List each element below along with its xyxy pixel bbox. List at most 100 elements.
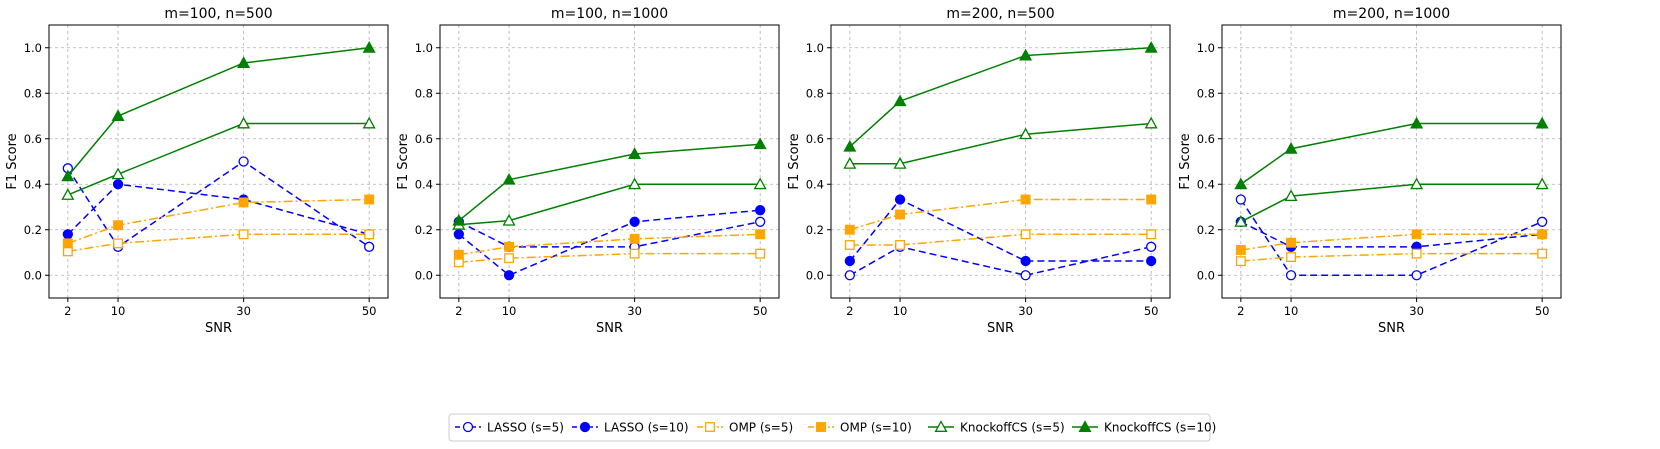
legend-label: OMP (s=5) bbox=[729, 421, 793, 435]
y-tick-label: 0.0 bbox=[24, 268, 42, 282]
data-point bbox=[364, 194, 375, 205]
data-point bbox=[1537, 229, 1548, 240]
x-tick-label: 50 bbox=[362, 304, 377, 318]
panel-3: 0.0 0.2 0.4 0.6 0.8 1.0 2 10 30 50 m=200, n=500 SNR… bbox=[787, 6, 1171, 336]
data-point bbox=[844, 255, 855, 267]
data-point bbox=[1234, 215, 1248, 227]
data-point bbox=[61, 188, 75, 200]
series-line bbox=[849, 122, 1152, 165]
series-knockoffcs-s-10 bbox=[452, 137, 767, 226]
x-tick-label: 50 bbox=[1535, 304, 1550, 318]
data-point bbox=[1535, 177, 1549, 190]
data-point bbox=[1020, 194, 1031, 205]
data-point bbox=[1020, 255, 1031, 267]
data-point bbox=[1411, 248, 1422, 259]
data-point bbox=[1146, 241, 1157, 252]
data-point bbox=[113, 220, 124, 231]
y-tick-label: 1.0 bbox=[806, 41, 824, 55]
data-point bbox=[61, 169, 75, 182]
data-point bbox=[1235, 256, 1246, 267]
x-tick-label: 50 bbox=[1144, 304, 1159, 318]
data-point bbox=[364, 229, 375, 240]
x-tick-label: 30 bbox=[627, 304, 642, 318]
data-point bbox=[1284, 142, 1298, 154]
series-line bbox=[849, 198, 1152, 262]
series-lasso-s-10 bbox=[844, 194, 1157, 267]
y-tick-label: 0.8 bbox=[806, 86, 824, 100]
y-axis-label: F1 Score bbox=[1178, 133, 1193, 189]
x-tick-label: 30 bbox=[1018, 304, 1033, 318]
series-line bbox=[1240, 122, 1543, 185]
data-point bbox=[502, 213, 516, 226]
series-omp-s-10 bbox=[1235, 229, 1548, 255]
x-tick-label: 10 bbox=[111, 304, 126, 318]
data-point bbox=[629, 216, 640, 227]
data-point bbox=[1146, 255, 1157, 267]
legend-entry-knockoffcs-s-5: KnockoffCS (s=5) bbox=[928, 420, 1065, 435]
y-tick-label: 0.2 bbox=[415, 223, 433, 237]
y-tick-label: 0.4 bbox=[24, 177, 42, 191]
data-point bbox=[1535, 116, 1549, 129]
series-line bbox=[849, 246, 1152, 277]
series-line bbox=[458, 183, 761, 226]
legend-entry-lasso-s-10: LASSO (s=10) bbox=[572, 421, 689, 435]
panel-1: 0.0 0.2 0.4 0.6 0.8 1.0 2 10 30 50 m=100, n=500 SNR… bbox=[5, 6, 389, 336]
legend: LASSO (s=5) LASSO (s=10) OMP (s=5) OMP (s=1… bbox=[448, 413, 1216, 442]
data-point bbox=[503, 270, 515, 281]
data-point bbox=[628, 177, 642, 190]
data-point bbox=[237, 56, 251, 68]
series-line bbox=[1240, 252, 1543, 262]
data-point bbox=[453, 249, 464, 260]
y-tick-label: 0.6 bbox=[1197, 132, 1215, 146]
data-point bbox=[755, 205, 766, 216]
x-tick-label: 10 bbox=[502, 304, 517, 318]
plot-frame bbox=[1221, 24, 1562, 299]
data-point bbox=[1146, 194, 1157, 205]
data-point bbox=[1019, 127, 1033, 140]
series-line bbox=[849, 233, 1152, 246]
x-tick-label: 50 bbox=[753, 304, 768, 318]
legend-entry-omp-s-5: OMP (s=5) bbox=[697, 421, 793, 435]
y-tick-label: 1.0 bbox=[415, 41, 433, 55]
y-axis-label: F1 Score bbox=[787, 133, 802, 189]
legend-label: KnockoffCS (s=5) bbox=[960, 421, 1065, 435]
y-tick-label: 0.4 bbox=[806, 177, 824, 191]
data-point bbox=[1146, 229, 1157, 240]
legend-marker bbox=[705, 422, 715, 432]
series-line bbox=[67, 160, 370, 248]
y-tick-label: 0.2 bbox=[24, 223, 42, 237]
series-knockoffcs-s-5 bbox=[1234, 177, 1549, 227]
y-tick-label: 0.8 bbox=[1197, 86, 1215, 100]
data-point bbox=[452, 213, 466, 226]
plot-frame bbox=[439, 24, 780, 299]
legend-entry-lasso-s-5: LASSO (s=5) bbox=[455, 421, 564, 435]
data-point bbox=[895, 209, 906, 220]
data-point bbox=[844, 240, 855, 250]
series-line bbox=[458, 143, 761, 222]
data-point bbox=[1410, 177, 1424, 190]
data-point bbox=[504, 253, 515, 264]
data-point bbox=[62, 229, 73, 240]
data-point bbox=[1286, 237, 1297, 248]
data-point bbox=[237, 116, 251, 129]
series-line bbox=[458, 233, 761, 256]
legend-marker bbox=[579, 421, 591, 433]
data-point bbox=[1285, 270, 1297, 281]
series-lasso-s-5 bbox=[453, 216, 766, 252]
legend-entry-omp-s-10: OMP (s=10) bbox=[808, 421, 912, 435]
data-point bbox=[238, 156, 249, 167]
series-line bbox=[67, 47, 370, 177]
data-point bbox=[1410, 116, 1424, 129]
series-knockoffcs-s-5 bbox=[61, 116, 376, 200]
data-point bbox=[1020, 270, 1031, 281]
y-tick-label: 0.2 bbox=[1197, 223, 1215, 237]
x-tick-label: 10 bbox=[893, 304, 908, 318]
series-line bbox=[849, 47, 1152, 148]
data-point bbox=[1537, 248, 1548, 259]
data-point bbox=[755, 248, 766, 259]
legend-entry-knockoffcs-s-10: KnockoffCS (s=10) bbox=[1072, 420, 1216, 435]
x-axis-label: SNR bbox=[987, 321, 1014, 336]
plot-frame bbox=[48, 24, 389, 299]
x-axis-label: SNR bbox=[596, 321, 623, 336]
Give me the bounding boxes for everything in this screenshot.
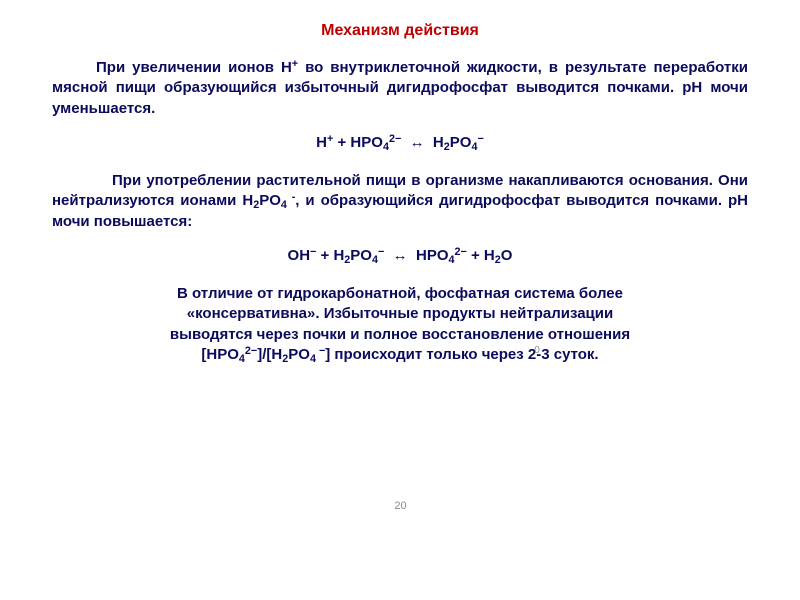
footer-line-4: [HPO42−]/[H2PO4 −] происходит только чер… — [201, 346, 598, 363]
equation-2: OH− + H2PO4− ↔ HPO42− + H2O — [52, 246, 748, 266]
footer-line-1: В отличие от гидрокарбонатной, фосфатная… — [177, 285, 623, 302]
page-number: 20 — [0, 500, 800, 512]
equation-1: H+ + HPO42− ↔ H2PO4− — [52, 133, 748, 153]
paragraph-2: При употреблении растительной пищи в орг… — [52, 171, 748, 232]
slide: Механизм действия При увеличении ионов Н… — [0, 0, 800, 600]
footer-paragraph: В отличие от гидрокарбонатной, фосфатная… — [52, 284, 748, 365]
footer-line-3: выводятся через почки и полное восстанов… — [170, 326, 630, 343]
paragraph-1: При увеличении ионов Н+ во внутриклеточн… — [52, 58, 748, 119]
footer-line-2: «консервативна». Избыточные продукты ней… — [187, 305, 613, 322]
slide-title: Механизм действия — [52, 22, 748, 40]
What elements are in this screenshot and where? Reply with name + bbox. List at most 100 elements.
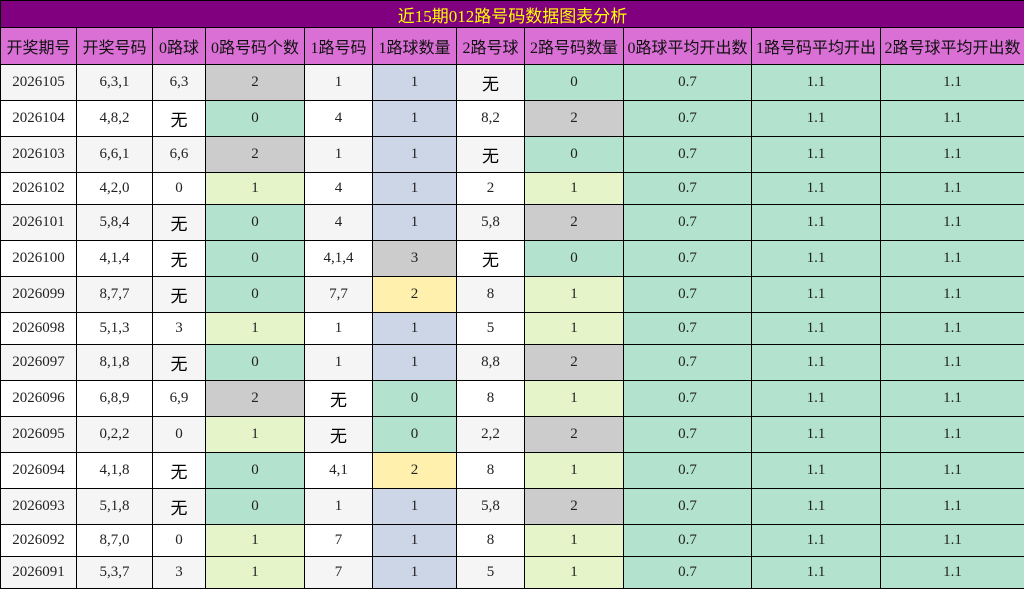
cell-route2-count: 1 (524, 312, 624, 345)
cell-route0-count: 0 (205, 452, 305, 489)
cell-route0-balls: 无 (152, 488, 206, 525)
cell-route2-balls: 8,2 (456, 100, 525, 137)
table-row: 2026092 8,7,0 0 1 7 1 8 1 0.7 1.1 1.1 (0, 524, 1024, 557)
cell-route0-balls: 0 (152, 524, 206, 557)
cell-route2-count: 1 (524, 172, 624, 205)
cell-route1-avg: 1.1 (751, 524, 881, 557)
cell-route0-avg: 0.7 (623, 312, 752, 345)
cell-route0-count: 1 (205, 524, 305, 557)
header-route0-count: 0路号码个数 (205, 27, 305, 65)
cell-period: 2026093 (0, 488, 77, 525)
cell-route0-balls: 0 (152, 416, 206, 453)
cell-route0-count: 0 (205, 240, 305, 277)
cell-route0-balls: 无 (152, 204, 206, 241)
cell-draw-numbers: 0,2,2 (76, 416, 153, 453)
cell-route2-avg: 1.1 (879, 488, 1024, 525)
cell-route0-count: 0 (205, 100, 305, 137)
cell-route0-count: 0 (205, 488, 305, 525)
cell-route1-count: 1 (372, 312, 457, 345)
cell-route1-numbers: 无 (304, 380, 373, 417)
cell-route1-avg: 1.1 (751, 556, 881, 589)
cell-route2-avg: 1.1 (879, 172, 1024, 205)
cell-route0-balls: 6,6 (152, 136, 206, 173)
cell-route0-count: 2 (205, 136, 305, 173)
cell-period: 2026095 (0, 416, 77, 453)
cell-route0-balls: 3 (152, 556, 206, 589)
cell-route2-count: 1 (524, 380, 624, 417)
cell-route2-avg: 1.1 (879, 380, 1024, 417)
table-row: 2026098 5,1,3 3 1 1 1 5 1 0.7 1.1 1.1 (0, 312, 1024, 345)
cell-route2-count: 2 (524, 344, 624, 381)
cell-route1-numbers: 1 (304, 312, 373, 345)
cell-route2-avg: 1.1 (879, 240, 1024, 277)
cell-draw-numbers: 8,7,7 (76, 276, 153, 313)
cell-route2-count: 2 (524, 100, 624, 137)
cell-period: 2026104 (0, 100, 77, 137)
cell-route1-avg: 1.1 (751, 312, 881, 345)
cell-route1-numbers: 无 (304, 416, 373, 453)
table-body: 2026105 6,3,1 6,3 2 1 1 无 0 0.7 1.1 1.1 2026104 4,8,… (0, 64, 1024, 589)
cell-route0-avg: 0.7 (623, 452, 752, 489)
cell-route2-balls: 8 (456, 524, 525, 557)
cell-route1-numbers: 4 (304, 100, 373, 137)
cell-route0-balls: 无 (152, 276, 206, 313)
cell-route0-avg: 0.7 (623, 556, 752, 589)
cell-period: 2026097 (0, 344, 77, 381)
cell-draw-numbers: 5,8,4 (76, 204, 153, 241)
cell-route2-count: 1 (524, 556, 624, 589)
table-title: 近15期012路号码数据图表分析 (0, 0, 1024, 28)
header-route1-numbers: 1路号码 (304, 27, 373, 65)
table-row: 2026093 5,1,8 无 0 1 1 5,8 2 0.7 1.1 1.1 (0, 488, 1024, 525)
cell-route0-avg: 0.7 (623, 276, 752, 313)
cell-route0-avg: 0.7 (623, 172, 752, 205)
cell-route1-numbers: 4,1 (304, 452, 373, 489)
cell-route0-avg: 0.7 (623, 100, 752, 137)
cell-route1-numbers: 4 (304, 172, 373, 205)
cell-draw-numbers: 6,8,9 (76, 380, 153, 417)
cell-route2-avg: 1.1 (879, 100, 1024, 137)
cell-period: 2026099 (0, 276, 77, 313)
cell-route1-avg: 1.1 (751, 204, 881, 241)
cell-period: 2026100 (0, 240, 77, 277)
cell-draw-numbers: 4,1,8 (76, 452, 153, 489)
table-row: 2026095 0,2,2 0 1 无 0 2,2 2 0.7 1.1 1.1 (0, 416, 1024, 453)
cell-route0-count: 2 (205, 380, 305, 417)
cell-period: 2026092 (0, 524, 77, 557)
cell-route1-avg: 1.1 (751, 276, 881, 313)
cell-route2-count: 2 (524, 488, 624, 525)
cell-route1-numbers: 4,1,4 (304, 240, 373, 277)
header-route2-count: 2路号码数量 (524, 27, 624, 65)
cell-route2-balls: 5,8 (456, 488, 525, 525)
cell-route0-avg: 0.7 (623, 204, 752, 241)
cell-route1-count: 3 (372, 240, 457, 277)
cell-route2-balls: 5 (456, 312, 525, 345)
cell-period: 2026102 (0, 172, 77, 205)
cell-route0-count: 1 (205, 312, 305, 345)
cell-route1-count: 1 (372, 204, 457, 241)
cell-route2-balls: 无 (456, 240, 525, 277)
cell-draw-numbers: 8,1,8 (76, 344, 153, 381)
table-row: 2026094 4,1,8 无 0 4,1 2 8 1 0.7 1.1 1.1 (0, 452, 1024, 489)
cell-route2-avg: 1.1 (879, 64, 1024, 101)
cell-route1-numbers: 1 (304, 488, 373, 525)
cell-route2-count: 2 (524, 204, 624, 241)
cell-route1-count: 0 (372, 380, 457, 417)
cell-period: 2026094 (0, 452, 77, 489)
cell-route2-count: 2 (524, 416, 624, 453)
cell-route2-avg: 1.1 (879, 344, 1024, 381)
cell-draw-numbers: 5,1,3 (76, 312, 153, 345)
cell-route1-count: 1 (372, 344, 457, 381)
cell-route1-avg: 1.1 (751, 380, 881, 417)
cell-route0-avg: 0.7 (623, 380, 752, 417)
cell-period: 2026091 (0, 556, 77, 589)
cell-route1-count: 0 (372, 416, 457, 453)
cell-route1-numbers: 1 (304, 136, 373, 173)
cell-route1-count: 1 (372, 100, 457, 137)
cell-draw-numbers: 5,3,7 (76, 556, 153, 589)
table-row: 2026091 5,3,7 3 1 7 1 5 1 0.7 1.1 1.1 (0, 556, 1024, 589)
cell-route0-avg: 0.7 (623, 416, 752, 453)
cell-route0-balls: 6,9 (152, 380, 206, 417)
cell-route1-count: 2 (372, 276, 457, 313)
cell-route2-balls: 8 (456, 452, 525, 489)
cell-route1-avg: 1.1 (751, 172, 881, 205)
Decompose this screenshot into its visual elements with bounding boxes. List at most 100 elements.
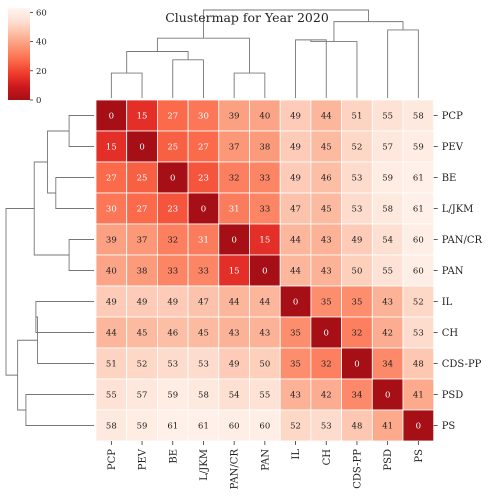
column-label: CDS-PP (352, 449, 363, 489)
heatmap-cell (249, 409, 281, 442)
cell-value-label: 51 (106, 360, 117, 370)
cell-value-label: 46 (167, 329, 178, 339)
cell-value-label: 33 (259, 205, 270, 215)
heatmap-cell (187, 347, 220, 380)
cell-value-label: 30 (106, 205, 117, 215)
heatmap-cell (402, 378, 435, 411)
dendrogram-link (17, 339, 38, 411)
heatmap-cell (95, 378, 128, 411)
cell-value-label: 58 (382, 205, 393, 215)
cell-value-label: 43 (290, 391, 301, 401)
column-labels: PCP PEV BE L/JKM PAN/CR PAN IL CH CDS-PP PSD PS (107, 441, 425, 489)
heatmap-cell (402, 285, 435, 318)
cell-value-label: 55 (259, 391, 270, 401)
cell-value-label: 44 (106, 329, 117, 339)
cell-value-label: 31 (229, 205, 240, 215)
heatmap-grid: 0 15 27 30 39 40 49 44 51 55 58 15 0 25 27 37 38 49 45 52 57… (95, 99, 435, 442)
cell-value-label: 37 (137, 236, 148, 246)
row-label: PCP (442, 111, 463, 122)
cell-value-label: 61 (167, 422, 178, 432)
cell-value-label: 44 (290, 267, 301, 277)
heatmap-cell (371, 130, 404, 163)
heatmap-cell (402, 347, 435, 380)
cell-value-label: 49 (290, 143, 301, 153)
row-label: IL (442, 297, 453, 308)
heatmap-cell (249, 223, 281, 256)
dendrogram-link (203, 9, 369, 39)
dendrogram-link (55, 177, 94, 209)
cell-value-label: 40 (106, 267, 117, 277)
dendrogram-link (172, 59, 204, 98)
cell-value-label: 52 (137, 360, 148, 370)
heatmap-cell (402, 316, 435, 349)
heatmap-cell (341, 99, 373, 132)
heatmap-cell (249, 316, 281, 349)
cell-value-label: 55 (106, 391, 117, 401)
heatmap-cell (341, 254, 373, 287)
cell-value-label: 35 (290, 360, 301, 370)
cell-value-label: 48 (352, 422, 363, 432)
cell-value-label: 15 (106, 143, 117, 153)
heatmap-cell (218, 409, 250, 442)
cell-value-label: 45 (137, 329, 148, 339)
cell-value-label: 53 (352, 174, 363, 184)
cell-value-label: 54 (229, 391, 240, 401)
cell-value-label: 52 (290, 422, 301, 432)
dendrogram-link (387, 29, 419, 98)
colorbar: 0 20 40 60 (8, 8, 47, 106)
cell-value-label: 0 (139, 143, 144, 153)
cell-value-label: 61 (198, 422, 209, 432)
cell-value-label: 0 (201, 205, 206, 215)
heatmap-cell (371, 254, 404, 287)
dendrogram-link (333, 21, 404, 42)
heatmap-cell (371, 285, 404, 318)
cell-value-label: 35 (290, 329, 301, 339)
cell-value-label: 0 (416, 422, 421, 432)
cell-value-label: 32 (352, 329, 363, 339)
heatmap-cell (126, 285, 158, 318)
heatmap-cell (218, 161, 250, 194)
heatmap-cell (341, 285, 373, 318)
heatmap-cell (279, 316, 312, 349)
heatmap-cell (341, 223, 373, 256)
cell-value-label: 59 (137, 422, 148, 432)
row-label: PAN/CR (442, 235, 483, 246)
cell-value-label: 42 (382, 329, 393, 339)
heatmap-cell (249, 130, 281, 163)
heatmap-cell (126, 161, 158, 194)
cell-value-label: 34 (352, 391, 363, 401)
heatmap-cell (371, 378, 404, 411)
cell-value-label: 49 (106, 298, 117, 308)
cell-value-label: 53 (321, 422, 332, 432)
colorbar-tick-label: 20 (36, 67, 47, 77)
heatmap-cell (187, 409, 220, 442)
cell-value-label: 32 (167, 236, 178, 246)
cell-value-label: 61 (413, 174, 424, 184)
heatmap-cell (402, 161, 435, 194)
dendrogram-link (25, 394, 94, 426)
cell-value-label: 0 (293, 298, 298, 308)
dendrogram-link (68, 115, 94, 147)
dendrogram-link (47, 130, 70, 194)
cell-value-label: 23 (198, 174, 209, 184)
dendrogram-link (233, 72, 266, 98)
heatmap-cell (218, 347, 250, 380)
cell-value-label: 35 (352, 298, 363, 308)
cell-value-label: 59 (413, 143, 424, 153)
cell-value-label: 52 (352, 143, 363, 153)
cell-value-label: 0 (170, 174, 175, 184)
row-labels: PCP PEV BE L/JKM PAN/CR PAN IL CH CDS-PP PSD PS (433, 111, 483, 432)
dendrogram-link (5, 208, 35, 376)
cell-value-label: 40 (259, 112, 270, 122)
cell-value-label: 0 (354, 360, 359, 370)
heatmap-cell (249, 347, 281, 380)
heatmap-cell (187, 223, 220, 256)
cell-value-label: 25 (137, 174, 148, 184)
row-label: CDS-PP (442, 359, 482, 370)
cell-value-label: 38 (137, 267, 148, 277)
heatmap-cell (402, 254, 435, 287)
dendrogram-link (310, 39, 358, 98)
column-label: PCP (107, 449, 118, 470)
heatmap-cell (95, 223, 128, 256)
cell-value-label: 33 (259, 174, 270, 184)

__________

Return verbatim every line of the entries from the line containing "column-label: CDS-PP (352, 449, 363, 489)" through the line containing "cell-value-label: 52 (290, 422, 301, 432)", both inclusive.

column-label: CDS-PP (352, 449, 363, 489)
heatmap-cell (249, 409, 281, 442)
cell-value-label: 51 (106, 360, 117, 370)
cell-value-label: 46 (167, 329, 178, 339)
cell-value-label: 33 (259, 205, 270, 215)
heatmap-cell (187, 347, 220, 380)
cell-value-label: 30 (106, 205, 117, 215)
heatmap-cell (402, 378, 435, 411)
dendrogram-link (17, 339, 38, 411)
heatmap-cell (95, 378, 128, 411)
cell-value-label: 58 (382, 205, 393, 215)
cell-value-label: 43 (290, 391, 301, 401)
column-labels: PCP PEV BE L/JKM PAN/CR PAN IL CH CDS-PP PSD PS (107, 441, 425, 489)
heatmap-cell (402, 285, 435, 318)
cell-value-label: 55 (259, 391, 270, 401)
cell-value-label: 44 (106, 329, 117, 339)
cell-value-label: 31 (229, 205, 240, 215)
heatmap-grid: 0 15 27 30 39 40 49 44 51 55 58 15 0 25 27 37 38 49 45 52 57… (95, 99, 435, 442)
cell-value-label: 37 (137, 236, 148, 246)
row-label: PCP (442, 111, 463, 122)
cell-value-label: 61 (167, 422, 178, 432)
cell-value-label: 44 (290, 267, 301, 277)
heatmap-cell (371, 130, 404, 163)
heatmap-cell (402, 347, 435, 380)
cell-value-label: 49 (290, 143, 301, 153)
row-label: IL (442, 297, 453, 308)
heatmap-cell (249, 223, 281, 256)
dendrogram-link (203, 9, 369, 39)
dendrogram-link (55, 177, 94, 209)
cell-value-label: 40 (106, 267, 117, 277)
dendrogram-link (172, 59, 204, 98)
cell-value-label: 52 (137, 360, 148, 370)
heatmap-cell (402, 316, 435, 349)
heatmap-cell (341, 99, 373, 132)
heatmap-cell (249, 316, 281, 349)
cell-value-label: 55 (106, 391, 117, 401)
heatmap-cell (341, 254, 373, 287)
cell-value-label: 35 (290, 360, 301, 370)
cell-value-label: 48 (352, 422, 363, 432)
cell-value-label: 15 (106, 143, 117, 153)
heatmap-cell (218, 409, 250, 442)
cell-value-label: 45 (137, 329, 148, 339)
cell-value-label: 53 (352, 174, 363, 184)
cell-value-label: 54 (229, 391, 240, 401)
cell-value-label: 52 (290, 422, 301, 432)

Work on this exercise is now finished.